Example comparing the decisions of level-k (dashed vertical lines) to the proposed QH model (solid lines) in the p-beauty contest for various settings

The reason for this performance is because under the proposed approach, as a player becomes more rational, the distribution of choices narrows in to the optimal choice (see Fig. 6). However, under these experimental settings, even in the theorist case, there is bounded rational (and anti-rational) behaviour. These deviations are captured well by QRE. However, it is difficult for the QH model to capture the wide distribution of choices, as well as the bulk probability mass around the optimal case. For example, in Fig. 6 we show the proposed approach approximating level-k. As k increases, the distribution narrows. Here, this narrowing of the distribution makes it difficult to capture the entire prediction range for the more advanced subjects, due to the fact there are many sub-rational choices mixed in. As a result, we see similar fitted models for each case, despite the fact that the theorists clearly have a higher level of reasoning. If, instead, we tried to approximate the average player for each case, we could capture this increase in reasoning effort, and it would reflect an increase in \(\beta\) and/or \(\gamma\) as expected.

Nevertheless, in all cases, the model still significantly outperforms level-k, cognitive hierarchy, and the mixed strategy equilibrium. The level-k model predicts some of the representative spikes in the experimental data (e.g., with \(k=1\) guesses of 33, \(k=2\) of 22, etc.). However, we can see that the players do not necessarily choose according to level-k, and may make errors around the best response suggested by level-k reasoning. Level-k thinking presupposes that players will predict a multiple of p, i.e., with \(p=\frac{2}{3}\), we get \(p \times 50, p^2 \times 50, \dots , p^k \times 50\), as the players at each level are best responding to lower-level players. In the proposed QH model, level-k reasoning can be recovered if \(\beta _t=\infty\) for \(t \le k\) and \(\beta _t=0\) for \(t > k\). However, with \(\beta _t < \infty\), the proposed QH model produces a distribution around these best-responding values anticipating potential errors in player reasoning, with these errors growing throughout the chain of reasoning.

The cognitive hierarchy model can improve upon the level-k approach here by weighting the “spikes" of the level-k model differently, however, this still fails to capture the underlying distribution. A large reason for this is that certain predictions in the p-beauty contest are considered irrational, for example, any prediction over 67. However, we can see experimentally that such predictions occur, for example, in Fig. 5. If a player believes that other players would choose the maximal offer of 100, then the player should choose \(\frac{2}{3}100=~67\). Level-k or cognitive hierarchy models cannot capture such irrational behaviour where players choose \(>67\). That is, there is no distribution of level-k thinkers that would predict 100. However, this feature can be captured directly under the proposed QH and QRE models due to the errors in play, again motivating the usefulness of relaxing best response in addition to mutual consistency.

In summary, we see that under the lab experiment, the QH approach is the best fit. However, QRE is a better fit in other cases of the beauty contest game.
════
● PROBLEM SET:
A - In the p-beauty contest passage, why can't level-k or cognitive hierarchy models account for players who pick numbers above 67? Explain in one to three sentences.
B - Write the next part of the p-beauty contest passage, starting after its final sentence.
════
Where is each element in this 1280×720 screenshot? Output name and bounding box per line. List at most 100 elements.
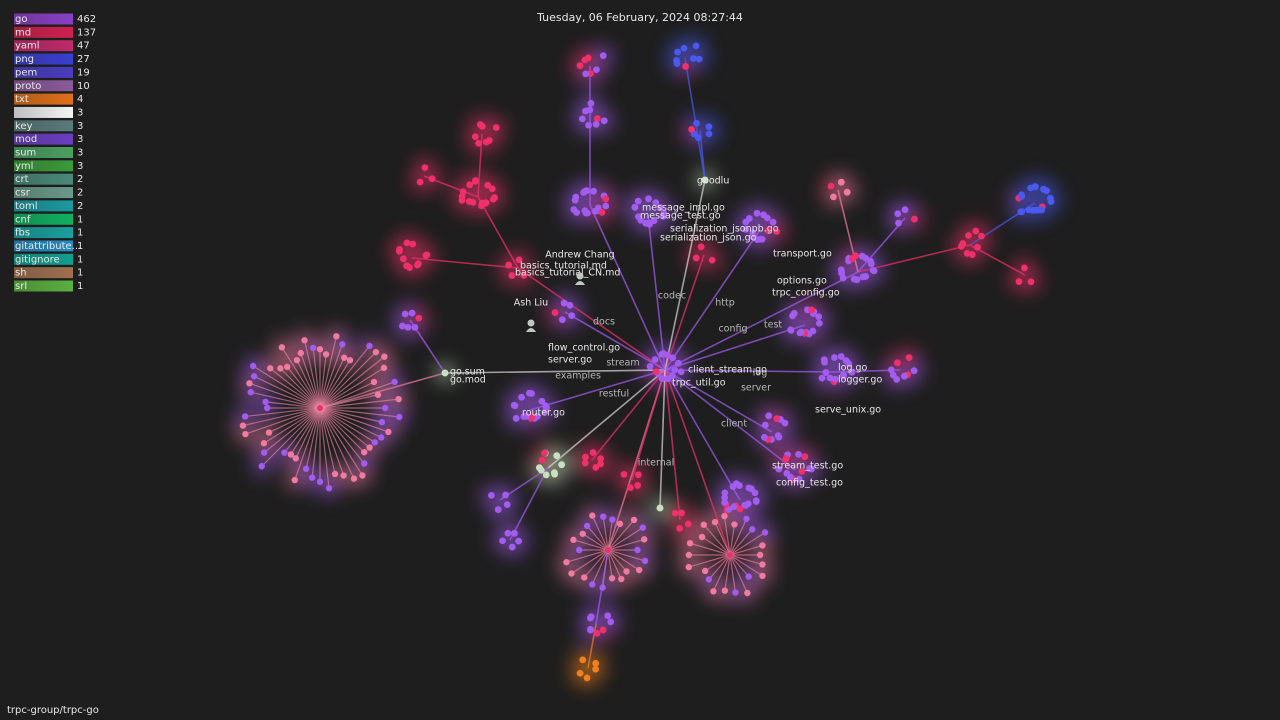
file-node bbox=[634, 482, 642, 489]
file-node bbox=[749, 526, 756, 533]
file-node bbox=[284, 363, 291, 371]
file-node bbox=[761, 421, 769, 429]
file-node bbox=[901, 206, 909, 214]
file-node bbox=[671, 366, 679, 374]
edge bbox=[319, 357, 345, 409]
file-node bbox=[302, 465, 310, 473]
file-node bbox=[579, 656, 587, 664]
file-node bbox=[395, 395, 402, 403]
edge bbox=[607, 549, 613, 579]
edge bbox=[265, 401, 321, 409]
file-node bbox=[765, 412, 773, 420]
edge bbox=[571, 549, 609, 574]
file-label: server.go bbox=[548, 355, 592, 366]
file-node bbox=[905, 354, 913, 362]
edge bbox=[245, 407, 321, 435]
file-node bbox=[673, 56, 680, 64]
file-node bbox=[1018, 193, 1025, 200]
legend-swatch bbox=[14, 133, 73, 145]
file-node bbox=[503, 501, 511, 509]
file-node bbox=[831, 375, 839, 383]
file-node bbox=[558, 461, 566, 469]
legend-name: sh bbox=[15, 268, 27, 279]
file-node bbox=[801, 453, 809, 461]
file-label: serialization_json.go bbox=[660, 233, 757, 244]
edge bbox=[296, 359, 321, 409]
edge bbox=[729, 528, 753, 556]
edge bbox=[295, 407, 321, 459]
file-node bbox=[623, 568, 630, 575]
edge bbox=[607, 549, 622, 580]
edge bbox=[517, 267, 666, 371]
file-node bbox=[316, 478, 324, 485]
legend-swatch bbox=[14, 253, 73, 265]
file-node bbox=[705, 130, 713, 138]
file-node bbox=[965, 232, 972, 239]
edge bbox=[529, 369, 666, 411]
file-node bbox=[578, 115, 586, 123]
file-node bbox=[607, 618, 615, 626]
file-node bbox=[745, 215, 753, 222]
edge bbox=[281, 347, 321, 409]
file-node bbox=[278, 344, 286, 351]
file-node bbox=[322, 351, 330, 358]
file-node bbox=[900, 372, 908, 380]
file-node bbox=[593, 66, 600, 73]
directory-label: http bbox=[715, 298, 735, 309]
file-node bbox=[568, 312, 576, 320]
directory-label: server bbox=[741, 383, 771, 394]
legend-swatch bbox=[14, 26, 73, 38]
file-label: serialization_jsonpb.go bbox=[670, 224, 779, 235]
file-node bbox=[745, 484, 753, 492]
file-node bbox=[505, 261, 513, 269]
file-node bbox=[756, 551, 764, 559]
file-node bbox=[441, 369, 449, 377]
file-node bbox=[775, 433, 783, 441]
edge bbox=[664, 324, 806, 371]
file-node bbox=[415, 314, 423, 322]
file-node bbox=[359, 472, 366, 479]
edge bbox=[444, 369, 666, 374]
file-node bbox=[538, 456, 546, 464]
file-node bbox=[266, 365, 274, 372]
file-node bbox=[894, 210, 902, 218]
edge bbox=[411, 257, 519, 269]
file-node bbox=[608, 575, 616, 582]
file-node bbox=[281, 449, 288, 456]
file-node bbox=[630, 516, 638, 524]
file-node bbox=[705, 576, 713, 583]
file-node bbox=[830, 354, 838, 361]
edge bbox=[319, 381, 375, 409]
edge bbox=[263, 407, 321, 454]
legend-count: 137 bbox=[77, 27, 96, 38]
file-node bbox=[385, 428, 392, 436]
file-node bbox=[677, 368, 685, 376]
file-node bbox=[808, 306, 816, 314]
edge bbox=[319, 407, 330, 489]
legend-count: 2 bbox=[77, 174, 83, 185]
file-node bbox=[725, 505, 733, 513]
legend-name: yml bbox=[15, 161, 33, 172]
file-node bbox=[597, 455, 604, 463]
legend-swatch bbox=[14, 120, 73, 132]
file-node bbox=[843, 188, 851, 196]
file-label: go.mod bbox=[450, 375, 486, 386]
file-node bbox=[862, 254, 870, 262]
legend-name: crt bbox=[15, 174, 29, 185]
legend-swatch bbox=[14, 106, 73, 118]
edge bbox=[294, 407, 321, 481]
legend-name: txt bbox=[15, 94, 29, 105]
file-node bbox=[589, 449, 597, 456]
file-node bbox=[494, 506, 502, 513]
file-node bbox=[262, 398, 269, 406]
file-node bbox=[482, 138, 490, 146]
file-node bbox=[472, 177, 479, 184]
file-node bbox=[566, 301, 574, 309]
edge bbox=[704, 554, 731, 572]
edge bbox=[607, 519, 635, 551]
edge bbox=[729, 531, 766, 556]
file-node bbox=[978, 232, 985, 240]
file-node bbox=[590, 187, 597, 195]
edge bbox=[564, 311, 666, 371]
file-node bbox=[775, 465, 783, 473]
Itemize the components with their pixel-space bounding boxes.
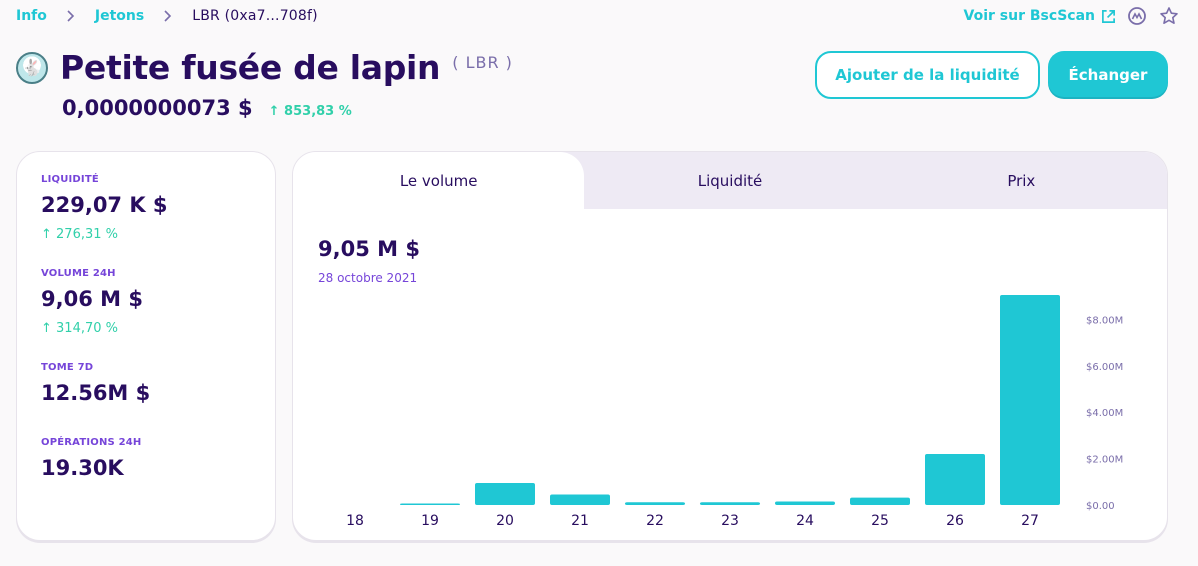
breadcrumb-tokens-link[interactable]: Jetons xyxy=(94,8,145,24)
bar-27[interactable] xyxy=(1000,295,1060,505)
stat-label: LIQUIDITÉ xyxy=(41,174,99,185)
x-tick-label: 19 xyxy=(421,513,439,529)
view-on-bscscan-link[interactable]: Voir sur BscScan xyxy=(964,8,1116,24)
star-icon[interactable] xyxy=(1158,5,1180,27)
bar-19[interactable] xyxy=(400,503,460,506)
stat-value: 9,06 M $ xyxy=(41,287,143,311)
tab-price[interactable]: Prix xyxy=(1007,171,1036,190)
bar-20[interactable] xyxy=(475,482,535,505)
volume-bar-chart[interactable]: 18 19 20 21 22 23 24 25 26 27 $0.00 $2.00M $4.00M $6.… xyxy=(293,209,1167,541)
rabbit-icon: 🐇 xyxy=(22,58,42,77)
stats-card: LIQUIDITÉ 229,07 K $ ↑ 276,31 % VOLUME 2… xyxy=(16,151,276,541)
stat-transactions-24h: OPÉRATIONS 24H 19.30K xyxy=(41,437,251,480)
token-name: Petite fusée de lapin xyxy=(60,48,441,87)
stat-volume-24h: VOLUME 24H 9,06 M $ ↑ 314,70 % xyxy=(41,268,251,336)
tab-volume[interactable]: Le volume xyxy=(293,152,585,209)
price-row: 0,0000000073 $ ↑ 853,83 % xyxy=(62,96,352,120)
stat-change: ↑ 314,70 % xyxy=(41,321,118,336)
external-link-icon xyxy=(1101,9,1116,24)
breadcrumb: Info Jetons LBR (0xa7...708f) xyxy=(16,6,318,26)
bscscan-label: Voir sur BscScan xyxy=(963,8,1095,24)
y-tick-label: $8.00M xyxy=(1086,315,1123,326)
chart-area: 9,05 M $ 28 octobre 2021 18 19 20 21 22 23 24 2… xyxy=(293,209,1167,541)
top-links: Voir sur BscScan xyxy=(964,4,1180,28)
stat-volume-7d: TOME 7D 12.56M $ xyxy=(41,362,251,405)
token-logo: 🐇 xyxy=(16,51,48,84)
chart-date: 28 octobre 2021 xyxy=(318,271,418,285)
y-tick-label: $0.00 xyxy=(1086,501,1115,512)
tab-liquidity[interactable]: Liquidité xyxy=(697,171,763,190)
y-tick-label: $6.00M xyxy=(1086,362,1123,373)
chart-value: 9,05 M $ xyxy=(318,237,420,261)
bar-22[interactable] xyxy=(625,502,685,505)
coinmarketcap-icon[interactable] xyxy=(1126,5,1148,27)
token-price: 0,0000000073 $ xyxy=(62,96,253,120)
stat-value: 12.56M $ xyxy=(41,381,151,405)
stat-label: TOME 7D xyxy=(41,362,94,373)
y-tick-label: $2.00M xyxy=(1086,455,1123,466)
x-tick-label: 23 xyxy=(721,513,739,529)
x-tick-label: 21 xyxy=(571,513,589,529)
x-tick-label: 20 xyxy=(496,513,514,529)
bar-26[interactable] xyxy=(925,453,985,505)
bar-25[interactable] xyxy=(850,497,910,505)
x-tick-label: 27 xyxy=(1021,513,1039,529)
chevron-right-icon xyxy=(164,10,172,22)
breadcrumb-info-link[interactable]: Info xyxy=(16,8,47,24)
swap-button[interactable]: Échanger xyxy=(1048,51,1168,99)
breadcrumb-current: LBR (0xa7...708f) xyxy=(192,8,318,24)
chart-card: Le volume Liquidité Prix 9,05 M $ 28 oct… xyxy=(292,151,1168,541)
x-tick-label: 22 xyxy=(646,513,664,529)
add-liquidity-button[interactable]: Ajouter de la liquidité xyxy=(815,51,1040,99)
stat-liquidity: LIQUIDITÉ 229,07 K $ ↑ 276,31 % xyxy=(41,174,251,242)
stat-label: VOLUME 24H xyxy=(41,268,116,279)
x-tick-label: 24 xyxy=(796,513,814,529)
price-change: ↑ 853,83 % xyxy=(268,104,352,119)
chart-tabs: Le volume Liquidité Prix xyxy=(293,152,1167,209)
stat-value: 19.30K xyxy=(41,456,124,480)
x-tick-label: 25 xyxy=(871,513,889,529)
stat-value: 229,07 K $ xyxy=(41,193,168,217)
y-tick-label: $4.00M xyxy=(1086,408,1123,419)
token-symbol: ( LBR ) xyxy=(452,53,513,72)
chevron-right-icon xyxy=(67,10,75,22)
stat-label: OPÉRATIONS 24H xyxy=(41,437,142,448)
bar-23[interactable] xyxy=(700,502,760,505)
stat-change: ↑ 276,31 % xyxy=(41,227,118,242)
x-tick-label: 18 xyxy=(346,513,364,529)
x-tick-label: 26 xyxy=(946,513,964,529)
bar-21[interactable] xyxy=(550,494,610,505)
bar-24[interactable] xyxy=(775,501,835,505)
token-header: 🐇 Petite fusée de lapin ( LBR ) xyxy=(16,48,513,87)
════
● FINAL RESULTS:
A - The best a player can do, even when expecting everyone else to pick the top value of 100, is to choose two-thirds of 100, or about 67. No mix of level-k thinkers ever predicts more than that. The QH and QRE models can still produce such picks because they allow for errors in play.

B -
5.2.1 Sequential games

Centipede games

In the centipede game (see Sect. C.3), “two players alternately get a chance to take the larger portion of a continually escalating pile of money. As soon as one person takes, the game ends with that player getting the larger portion of the pile, and the other player getting the smaller portion" (McKelvey & Palfrey, 1992).

The subgame perfect equilibrium of the centipede game is for each player to immediately take the pot without proceeding to any further rounds, however, we see this is not the case experimentally, where players behave far from the subgame perfect equilibrium (Fig. 14). In general, many players take towards the middle of the game. The proposed QH model can capture this trend well, with QRE and cognitive hierarchy generally over-weighting the earlier nodes and under-weighting the later modes (Fig. 7).

The quantal hierarchy model provides the best fit for both the four and six-level centipede games, capturing realistic beliefs. When modelling this reasoning process, the player believes they are reasoning at a higher level than their opponent, but in addition, it is as if the player overestimates how noisy their own play will be when faced with a decision at later nodes. This overestimation is because once actually faced with the decision, there will be a smaller game tree for the player to consider. This reasoning process was shown to approximate the experimental results well, motivating the discounting of information processing resources for capturing future beliefs. When comparing the resulting parameters (\(\beta\) and \(\gamma\)) from the four and six-level variants (Table 2), we note that the six-level variant results in additional information processing costs for the player (larger \(\beta\) and \(\gamma\)). The additional processing costs result from the longer chain of reasoning, requiring higher processing resources.

The significantly improved performance over quantal response equilibrium on both games motivates the usefulness of relaxing mutual consistency in addition to best response. By relaxing mutual consistency, we captured the perceived “lapse" in reasoning when considering the full extensive form game tree by reducing the information processing resources the further the player tries to reason through the tree.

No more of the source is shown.